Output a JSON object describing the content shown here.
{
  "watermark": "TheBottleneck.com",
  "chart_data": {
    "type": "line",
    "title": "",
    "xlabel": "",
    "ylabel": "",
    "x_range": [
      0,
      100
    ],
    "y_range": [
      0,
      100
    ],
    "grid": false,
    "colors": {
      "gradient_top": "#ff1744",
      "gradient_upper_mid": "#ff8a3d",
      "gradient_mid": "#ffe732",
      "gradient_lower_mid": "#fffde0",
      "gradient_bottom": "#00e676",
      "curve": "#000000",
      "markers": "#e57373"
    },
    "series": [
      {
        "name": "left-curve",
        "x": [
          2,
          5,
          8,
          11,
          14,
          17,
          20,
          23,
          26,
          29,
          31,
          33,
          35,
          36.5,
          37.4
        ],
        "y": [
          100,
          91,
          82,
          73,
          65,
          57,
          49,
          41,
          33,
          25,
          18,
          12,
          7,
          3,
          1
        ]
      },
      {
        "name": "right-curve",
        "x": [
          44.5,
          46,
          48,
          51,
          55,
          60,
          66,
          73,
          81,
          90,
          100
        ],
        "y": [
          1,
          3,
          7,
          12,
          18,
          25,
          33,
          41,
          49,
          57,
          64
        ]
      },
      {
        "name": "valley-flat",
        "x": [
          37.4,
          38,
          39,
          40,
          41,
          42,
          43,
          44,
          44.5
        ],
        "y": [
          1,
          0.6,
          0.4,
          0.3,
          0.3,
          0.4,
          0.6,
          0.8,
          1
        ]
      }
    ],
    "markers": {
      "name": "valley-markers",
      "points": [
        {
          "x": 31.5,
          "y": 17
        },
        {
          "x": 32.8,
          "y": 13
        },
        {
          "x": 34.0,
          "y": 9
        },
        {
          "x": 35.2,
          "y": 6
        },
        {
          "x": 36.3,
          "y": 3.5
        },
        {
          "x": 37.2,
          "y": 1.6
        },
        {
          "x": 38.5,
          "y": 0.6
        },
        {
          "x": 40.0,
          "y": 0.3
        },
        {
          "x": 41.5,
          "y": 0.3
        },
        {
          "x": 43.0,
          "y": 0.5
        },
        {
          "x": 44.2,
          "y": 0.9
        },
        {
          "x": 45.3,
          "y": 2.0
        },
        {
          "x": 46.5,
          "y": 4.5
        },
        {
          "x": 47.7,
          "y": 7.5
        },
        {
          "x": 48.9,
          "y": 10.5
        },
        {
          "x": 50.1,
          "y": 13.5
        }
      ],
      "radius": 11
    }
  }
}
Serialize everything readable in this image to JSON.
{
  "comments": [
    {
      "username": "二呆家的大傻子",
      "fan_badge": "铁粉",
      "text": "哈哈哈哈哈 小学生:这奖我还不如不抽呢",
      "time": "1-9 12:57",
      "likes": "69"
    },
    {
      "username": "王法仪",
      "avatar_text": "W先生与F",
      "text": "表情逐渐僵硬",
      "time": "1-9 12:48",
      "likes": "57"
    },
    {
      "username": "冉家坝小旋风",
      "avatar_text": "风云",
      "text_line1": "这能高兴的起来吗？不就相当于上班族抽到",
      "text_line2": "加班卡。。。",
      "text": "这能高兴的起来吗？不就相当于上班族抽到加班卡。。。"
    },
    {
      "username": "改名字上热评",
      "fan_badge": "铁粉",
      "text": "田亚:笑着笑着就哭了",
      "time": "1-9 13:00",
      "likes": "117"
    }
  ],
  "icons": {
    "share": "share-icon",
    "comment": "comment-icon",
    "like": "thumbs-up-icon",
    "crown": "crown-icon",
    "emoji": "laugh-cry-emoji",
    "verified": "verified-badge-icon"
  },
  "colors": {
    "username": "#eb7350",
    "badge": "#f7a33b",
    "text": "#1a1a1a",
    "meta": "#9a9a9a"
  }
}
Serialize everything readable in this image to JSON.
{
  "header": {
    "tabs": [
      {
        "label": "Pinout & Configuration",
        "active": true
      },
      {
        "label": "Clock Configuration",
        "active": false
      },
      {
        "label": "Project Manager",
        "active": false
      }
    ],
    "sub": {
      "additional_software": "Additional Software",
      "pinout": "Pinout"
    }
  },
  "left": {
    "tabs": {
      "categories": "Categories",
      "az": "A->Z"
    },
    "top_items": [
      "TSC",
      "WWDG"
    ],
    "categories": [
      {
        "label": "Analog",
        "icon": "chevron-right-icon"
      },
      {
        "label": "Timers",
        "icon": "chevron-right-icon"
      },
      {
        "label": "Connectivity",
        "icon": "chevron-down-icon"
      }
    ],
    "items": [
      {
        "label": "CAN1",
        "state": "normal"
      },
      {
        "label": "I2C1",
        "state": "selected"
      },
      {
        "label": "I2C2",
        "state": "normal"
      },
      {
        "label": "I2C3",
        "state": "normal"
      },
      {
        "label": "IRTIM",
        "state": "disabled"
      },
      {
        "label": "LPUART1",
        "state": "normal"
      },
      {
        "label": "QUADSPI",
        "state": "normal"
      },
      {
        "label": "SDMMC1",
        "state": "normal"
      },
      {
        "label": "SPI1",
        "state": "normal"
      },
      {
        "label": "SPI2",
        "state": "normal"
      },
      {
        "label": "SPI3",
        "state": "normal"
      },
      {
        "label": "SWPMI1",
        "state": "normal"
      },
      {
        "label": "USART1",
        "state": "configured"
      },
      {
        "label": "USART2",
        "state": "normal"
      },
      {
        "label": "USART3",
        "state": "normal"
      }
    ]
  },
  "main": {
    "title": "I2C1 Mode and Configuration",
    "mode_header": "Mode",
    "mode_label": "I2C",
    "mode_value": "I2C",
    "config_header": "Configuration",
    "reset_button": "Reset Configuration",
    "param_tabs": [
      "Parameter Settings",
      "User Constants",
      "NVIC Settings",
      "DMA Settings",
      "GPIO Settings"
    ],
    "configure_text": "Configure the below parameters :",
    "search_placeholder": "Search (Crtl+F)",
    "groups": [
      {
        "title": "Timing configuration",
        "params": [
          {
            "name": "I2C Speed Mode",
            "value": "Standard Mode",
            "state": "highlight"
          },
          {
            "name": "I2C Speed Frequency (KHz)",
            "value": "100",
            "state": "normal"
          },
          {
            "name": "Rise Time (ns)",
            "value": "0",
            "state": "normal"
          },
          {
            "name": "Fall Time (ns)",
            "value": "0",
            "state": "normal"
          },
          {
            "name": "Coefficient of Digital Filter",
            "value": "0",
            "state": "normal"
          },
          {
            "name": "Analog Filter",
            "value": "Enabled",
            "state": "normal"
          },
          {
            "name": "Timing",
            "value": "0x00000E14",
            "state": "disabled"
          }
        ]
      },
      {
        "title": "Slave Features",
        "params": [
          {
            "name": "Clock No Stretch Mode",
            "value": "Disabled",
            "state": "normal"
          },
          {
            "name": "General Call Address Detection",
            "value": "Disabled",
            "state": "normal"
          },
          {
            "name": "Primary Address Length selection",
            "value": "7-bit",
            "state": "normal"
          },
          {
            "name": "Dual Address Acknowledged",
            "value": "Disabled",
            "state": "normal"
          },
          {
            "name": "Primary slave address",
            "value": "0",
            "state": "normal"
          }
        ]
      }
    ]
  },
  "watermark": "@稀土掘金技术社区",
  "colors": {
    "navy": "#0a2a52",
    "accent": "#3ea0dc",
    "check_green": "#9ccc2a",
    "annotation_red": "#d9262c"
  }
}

__WHAT TO WORK ON__.
Would you reproduce all the entries exactly?

__CORRECT ANSWER__.
Output a JSON object describing the content shown here.
{
  "watermark": "TheBottleneck.com",
  "chart_data": {
    "type": "line",
    "title": "",
    "xlabel": "",
    "ylabel": "",
    "x_range": [
      0,
      100
    ],
    "y_range": [
      0,
      100
    ],
    "grid": false,
    "colors": {
      "gradient_top": "#ff1744",
      "gradient_upper_mid": "#ff8a3d",
      "gradient_mid": "#ffe732",
      "gradient_lower_mid": "#fffde0",
      "gradient_bottom": "#00e676",
      "curve": "#000000",
      "markers": "#e57373"
    },
    "series": [
      {
        "name": "left-curve",
        "x": [
          2,
          5,
          8,
          11,
          14,
          17,
          20,
          23,
          26,
          29,
          31,
          33,
          35,
          36.5,
          37.4
        ],
        "y": [
          100,
          91,
          82,
          73,
          65,
          57,
          49,
          41,
          33,
          25,
          18,
          12,
          7,
          3,
          1
        ]
      },
      {
        "name": "right-curve",
        "x": [
          44.5,
          46,
          48,
          51,
          55,
          60,
          66,
          73,
          81,
          90,
          100
        ],
        "y": [
          1,
          3,
          7,
          12,
          18,
          25,
          33,
          41,
          49,
          57,
          64
        ]
      },
      {
        "name": "valley-flat",
        "x": [
          37.4,
          38,
          39,
          40,
          41,
          42,
          43,
          44,
          44.5
        ],
        "y": [
          1,
          0.6,
          0.4,
          0.3,
          0.3,
          0.4,
          0.6,
          0.8,
          1
        ]
      }
    ],
    "markers": {
      "name": "valley-markers",
      "points": [
        {
          "x": 31.5,
          "y": 17
        },
        {
          "x": 32.8,
          "y": 13
        },
        {
          "x": 34.0,
          "y": 9
        },
        {
          "x": 35.2,
          "y": 6
        },
        {
          "x": 36.3,
          "y": 3.5
        },
        {
          "x": 37.2,
          "y": 1.6
        },
        {
          "x": 38.5,
          "y": 0.6
        },
        {
          "x": 40.0,
          "y": 0.3
        },
        {
          "x": 41.5,
          "y": 0.3
        },
        {
          "x": 43.0,
          "y": 0.5
        },
        {
          "x": 44.2,
          "y": 0.9
        },
        {
          "x": 45.3,
          "y": 2.0
        },
        {
          "x": 46.5,
          "y": 4.5
        },
        {
          "x": 47.7,
          "y": 7.5
        },
        {
          "x": 48.9,
          "y": 10.5
        },
        {
          "x": 50.1,
          "y": 13.5
        }
      ],
      "radius": 11
    }
  }
}
Serialize everything readable in this image to JSON.
{
  "comments": [
    {
      "username": "二呆家的大傻子",
      "fan_badge": "铁粉",
      "text": "哈哈哈哈哈 小学生:这奖我还不如不抽呢",
      "time": "1-9 12:57",
      "likes": "69"
    },
    {
      "username": "王法仪",
      "avatar_text": "W先生与F",
      "text": "表情逐渐僵硬",
      "time": "1-9 12:48",
      "likes": "57"
    },
    {
      "username": "冉家坝小旋风",
      "avatar_text": "风云",
      "text_line1": "这能高兴的起来吗？不就相当于上班族抽到",
      "text_line2": "加班卡。。。",
      "text": "这能高兴的起来吗？不就相当于上班族抽到加班卡。。。"
    },
    {
      "username": "改名字上热评",
      "fan_badge": "铁粉",
      "text": "田亚:笑着笑着就哭了",
      "time": "1-9 13:00",
      "likes": "117"
    }
  ],
  "icons": {
    "share": "share-icon",
    "comment": "comment-icon",
    "like": "thumbs-up-icon",
    "crown": "crown-icon",
    "emoji": "laugh-cry-emoji",
    "verified": "verified-badge-icon"
  },
  "colors": {
    "username": "#eb7350",
    "badge": "#f7a33b",
    "text": "#1a1a1a",
    "meta": "#9a9a9a"
  }
}
Serialize everything readable in this image to JSON.
{
  "header": {
    "tabs": [
      {
        "label": "Pinout & Configuration",
        "active": true
      },
      {
        "label": "Clock Configuration",
        "active": false
      },
      {
        "label": "Project Manager",
        "active": false
      }
    ],
    "sub": {
      "additional_software": "Additional Software",
      "pinout": "Pinout"
    }
  },
  "left": {
    "tabs": {
      "categories": "Categories",
      "az": "A->Z"
    },
    "top_items": [
      "TSC",
      "WWDG"
    ],
    "categories": [
      {
        "label": "Analog",
        "icon": "chevron-right-icon"
      },
      {
        "label": "Timers",
        "icon": "chevron-right-icon"
      },
      {
        "label": "Connectivity",
        "icon": "chevron-down-icon"
      }
    ],
    "items": [
      {
        "label": "CAN1",
        "state": "normal"
      },
      {
        "label": "I2C1",
        "state": "selected"
      },
      {
        "label": "I2C2",
        "state": "normal"
      },
      {
        "label": "I2C3",
        "state": "normal"
      },
      {
        "label": "IRTIM",
        "state": "disabled"
      },
      {
        "label": "LPUART1",
        "state": "normal"
      },
      {
        "label": "QUADSPI",
        "state": "normal"
      },
      {
        "label": "SDMMC1",
        "state": "normal"
      },
      {
        "label": "SPI1",
        "state": "normal"
      },
      {
        "label": "SPI2",
        "state": "normal"
      },
      {
        "label": "SPI3",
        "state": "normal"
      },
      {
        "label": "SWPMI1",
        "state": "normal"
      },
      {
        "label": "USART1",
        "state": "configured"
      },
      {
        "label": "USART2",
        "state": "normal"
      },
      {
        "label": "USART3",
        "state": "normal"
      }
    ]
  },
  "main": {
    "title": "I2C1 Mode and Configuration",
    "mode_header": "Mode",
    "mode_label": "I2C",
    "mode_value": "I2C",
    "config_header": "Configuration",
    "reset_button": "Reset Configuration",
    "param_tabs": [
      "Parameter Settings",
      "User Constants",
      "NVIC Settings",
      "DMA Settings",
      "GPIO Settings"
    ],
    "configure_text": "Configure the below parameters :",
    "search_placeholder": "Search (Crtl+F)",
    "groups": [
      {
        "title": "Timing configuration",
        "params": [
          {
            "name": "I2C Speed Mode",
            "value": "Standard Mode",
            "state": "highlight"
          },
          {
            "name": "I2C Speed Frequency (KHz)",
            "value": "100",
            "state": "normal"
          },
          {
            "name": "Rise Time (ns)",
            "value": "0",
            "state": "normal"
          },
          {
            "name": "Fall Time (ns)",
            "value": "0",
            "state": "normal"
          },
          {
            "name": "Coefficient of Digital Filter",
            "value": "0",
            "state": "normal"
          },
          {
            "name": "Analog Filter",
            "value": "Enabled",
            "state": "normal"
          },
          {
            "name": "Timing",
            "value": "0x00000E14",
            "state": "disabled"
          }
        ]
      },
      {
        "title": "Slave Features",
        "params": [
          {
            "name": "Clock No Stretch Mode",
            "value": "Disabled",
            "state": "normal"
          },
          {
            "name": "General Call Address Detection",
            "value": "Disabled",
            "state": "normal"
          },
          {
            "name": "Primary Address Length selection",
            "value": "7-bit",
            "state": "normal"
          },
          {
            "name": "Dual Address Acknowledged",
            "value": "Disabled",
            "state": "normal"
          },
          {
            "name": "Primary slave address",
            "value": "0",
            "state": "normal"
          }
        ]
      }
    ]
  },
  "watermark": "@稀土掘金技术社区",
  "colors": {
    "navy": "#0a2a52",
    "accent": "#3ea0dc",
    "check_green": "#9ccc2a",
    "annotation_red": "#d9262c"
  }
}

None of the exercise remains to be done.